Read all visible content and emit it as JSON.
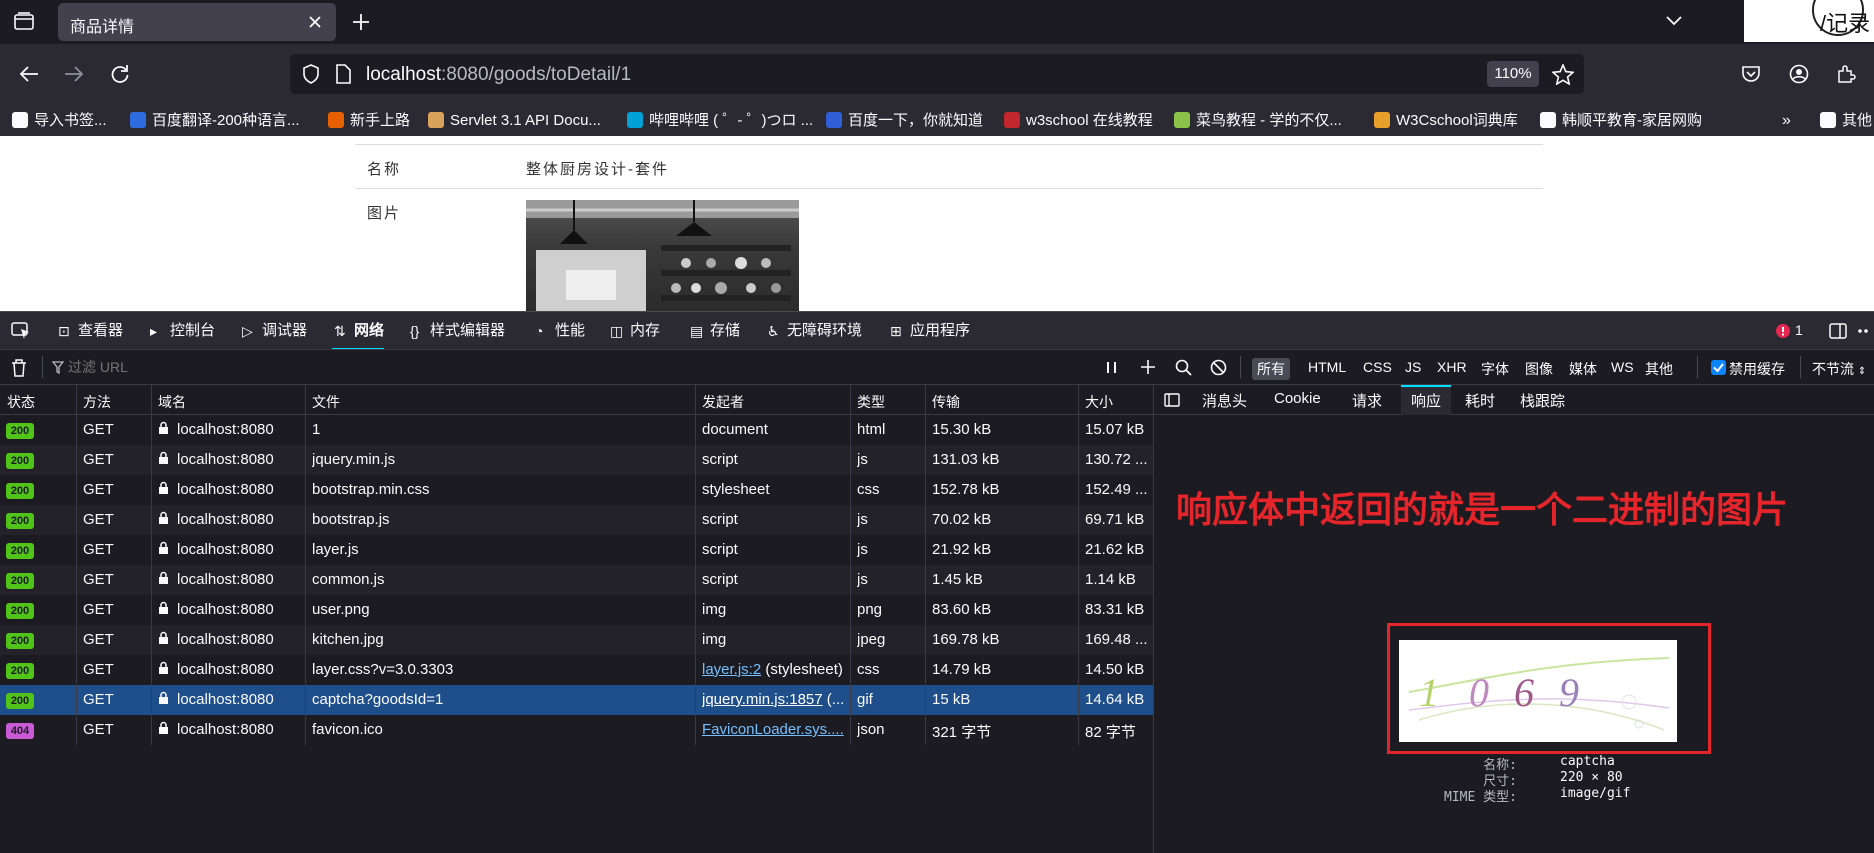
{
  "browser": {
    "tab_title": "商品详情",
    "pinned_text": "/记录",
    "url_host": "localhost",
    "url_rest": ":8080/goods/toDetail/1",
    "zoom": "110%"
  },
  "bookmarks": [
    {
      "label": "导入书签...",
      "color": "#fbfbfe"
    },
    {
      "label": "百度翻译-200种语言...",
      "color": "#2d6cdf"
    },
    {
      "label": "新手上路",
      "color": "#e66000"
    },
    {
      "label": "Servlet 3.1 API Docu...",
      "color": "#d9a35c"
    },
    {
      "label": "哔哩哔哩 ( ゜- ゜)つロ ...",
      "color": "#00a1d6"
    },
    {
      "label": "百度一下，你就知道",
      "color": "#2f5fd8"
    },
    {
      "label": "w3school 在线教程",
      "color": "#c0262c"
    },
    {
      "label": "菜鸟教程 - 学的不仅...",
      "color": "#8bc34a"
    },
    {
      "label": "W3Cschool词典库",
      "color": "#e9a02a"
    },
    {
      "label": "韩顺平教育-家居网购",
      "color": "#fbfbfe"
    },
    {
      "label": "其他",
      "color": "#fbfbfe"
    }
  ],
  "page": {
    "name_label": "名称",
    "name_value": "整体厨房设计-套件",
    "image_label": "图片"
  },
  "devtools": {
    "tabs": [
      "查看器",
      "控制台",
      "调试器",
      "网络",
      "样式编辑器",
      "性能",
      "内存",
      "存储",
      "无障碍环境",
      "应用程序"
    ],
    "selected_tab": "网络",
    "error_count": "1",
    "filter_placeholder": "过滤 URL",
    "type_filters": [
      "所有",
      "HTML",
      "CSS",
      "JS",
      "XHR",
      "字体",
      "图像",
      "媒体",
      "WS",
      "其他"
    ],
    "disable_cache": "禁用缓存",
    "throttle": "不节流"
  },
  "network": {
    "columns": [
      "状态",
      "方法",
      "域名",
      "文件",
      "发起者",
      "类型",
      "传输",
      "大小"
    ],
    "rows": [
      {
        "status": "200",
        "method": "GET",
        "domain": "localhost:8080",
        "file": "1",
        "initiator": "document",
        "initiator_extra": "",
        "type": "html",
        "transfer": "15.30 kB",
        "size": "15.07 kB"
      },
      {
        "status": "200",
        "method": "GET",
        "domain": "localhost:8080",
        "file": "jquery.min.js",
        "initiator": "script",
        "initiator_extra": "",
        "type": "js",
        "transfer": "131.03 kB",
        "size": "130.72 ..."
      },
      {
        "status": "200",
        "method": "GET",
        "domain": "localhost:8080",
        "file": "bootstrap.min.css",
        "initiator": "stylesheet",
        "initiator_extra": "",
        "type": "css",
        "transfer": "152.78 kB",
        "size": "152.49 ..."
      },
      {
        "status": "200",
        "method": "GET",
        "domain": "localhost:8080",
        "file": "bootstrap.js",
        "initiator": "script",
        "initiator_extra": "",
        "type": "js",
        "transfer": "70.02 kB",
        "size": "69.71 kB"
      },
      {
        "status": "200",
        "method": "GET",
        "domain": "localhost:8080",
        "file": "layer.js",
        "initiator": "script",
        "initiator_extra": "",
        "type": "js",
        "transfer": "21.92 kB",
        "size": "21.62 kB"
      },
      {
        "status": "200",
        "method": "GET",
        "domain": "localhost:8080",
        "file": "common.js",
        "initiator": "script",
        "initiator_extra": "",
        "type": "js",
        "transfer": "1.45 kB",
        "size": "1.14 kB"
      },
      {
        "status": "200",
        "method": "GET",
        "domain": "localhost:8080",
        "file": "user.png",
        "initiator": "img",
        "initiator_extra": "",
        "type": "png",
        "transfer": "83.60 kB",
        "size": "83.31 kB"
      },
      {
        "status": "200",
        "method": "GET",
        "domain": "localhost:8080",
        "file": "kitchen.jpg",
        "initiator": "img",
        "initiator_extra": "",
        "type": "jpeg",
        "transfer": "169.78 kB",
        "size": "169.48 ..."
      },
      {
        "status": "200",
        "method": "GET",
        "domain": "localhost:8080",
        "file": "layer.css?v=3.0.3303",
        "initiator": "layer.js:2",
        "initiator_extra": " (stylesheet)",
        "type": "css",
        "transfer": "14.79 kB",
        "size": "14.50 kB"
      },
      {
        "status": "200",
        "method": "GET",
        "domain": "localhost:8080",
        "file": "captcha?goodsId=1",
        "initiator": "jquery.min.js:1857",
        "initiator_extra": " (...",
        "type": "gif",
        "transfer": "15 kB",
        "size": "14.64 kB"
      },
      {
        "status": "404",
        "method": "GET",
        "domain": "localhost:8080",
        "file": "favicon.ico",
        "initiator": "FaviconLoader.sys....",
        "initiator_extra": "",
        "type": "json",
        "transfer": "321 字节",
        "size": "82 字节"
      }
    ],
    "selected_index": 9,
    "status_colors": {
      "200": "#51c41a",
      "404": "#c95ad6"
    }
  },
  "details": {
    "tabs": [
      "消息头",
      "Cookie",
      "请求",
      "响应",
      "耗时",
      "栈跟踪"
    ],
    "selected_tab": "响应",
    "annotation": "响应体中返回的就是一个二进制的图片",
    "captcha_digits": [
      "1",
      "0",
      "6",
      "9"
    ],
    "meta": [
      {
        "label": "名称:",
        "value": "captcha"
      },
      {
        "label": "尺寸:",
        "value": "220 × 80"
      },
      {
        "label": "MIME 类型:",
        "value": "image/gif"
      }
    ]
  },
  "accent_color": "#00ddff",
  "annotation_color": "#e5252a"
}
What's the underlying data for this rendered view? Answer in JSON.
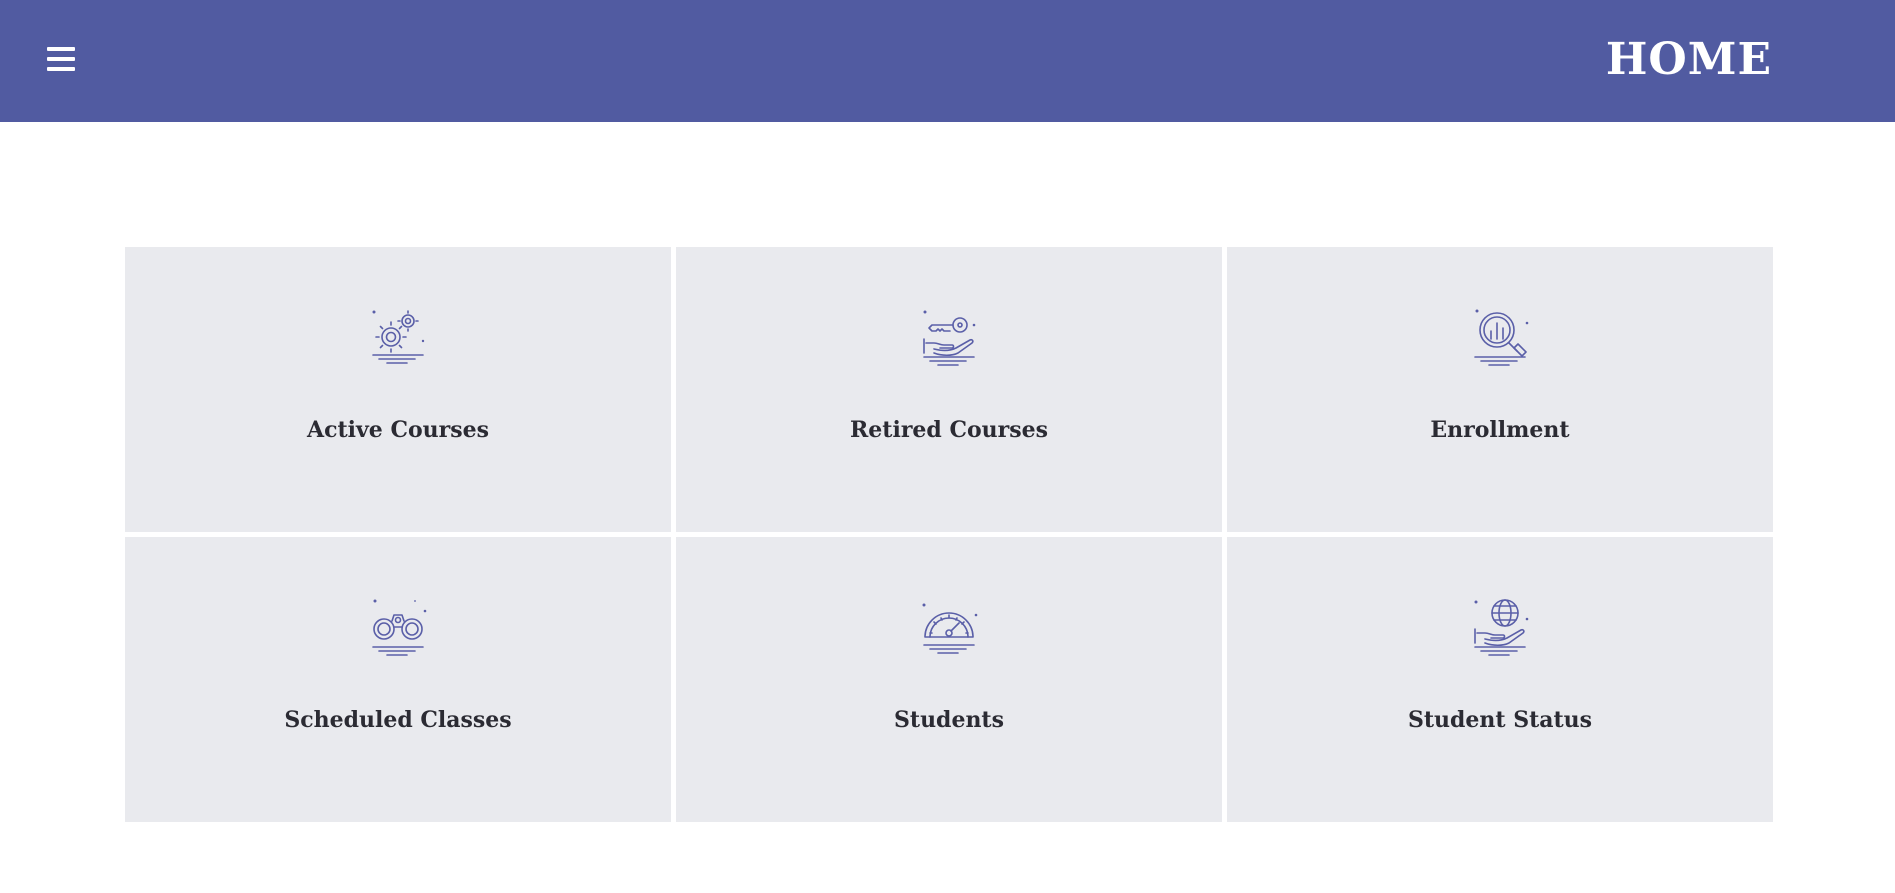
{
  "header": {
    "title": "HOME",
    "menu_icon": "hamburger-menu-icon",
    "background_color": "#515ba1"
  },
  "tiles": [
    {
      "label": "Active Courses",
      "icon": "gears-icon"
    },
    {
      "label": "Retired Courses",
      "icon": "hand-key-icon"
    },
    {
      "label": "Enrollment",
      "icon": "magnifier-chart-icon"
    },
    {
      "label": "Scheduled Classes",
      "icon": "binoculars-icon"
    },
    {
      "label": "Students",
      "icon": "speedometer-icon"
    },
    {
      "label": "Student Status",
      "icon": "hand-globe-icon"
    }
  ],
  "colors": {
    "tile_background": "#e9eaee",
    "icon_color": "#5a5fa8",
    "label_color": "#2b2b33"
  }
}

═══

EXERCISE GOAL:
Only the count is needed: the number of lines in the data that include the word "size".

RESULT OF THIS EXERCISE:
11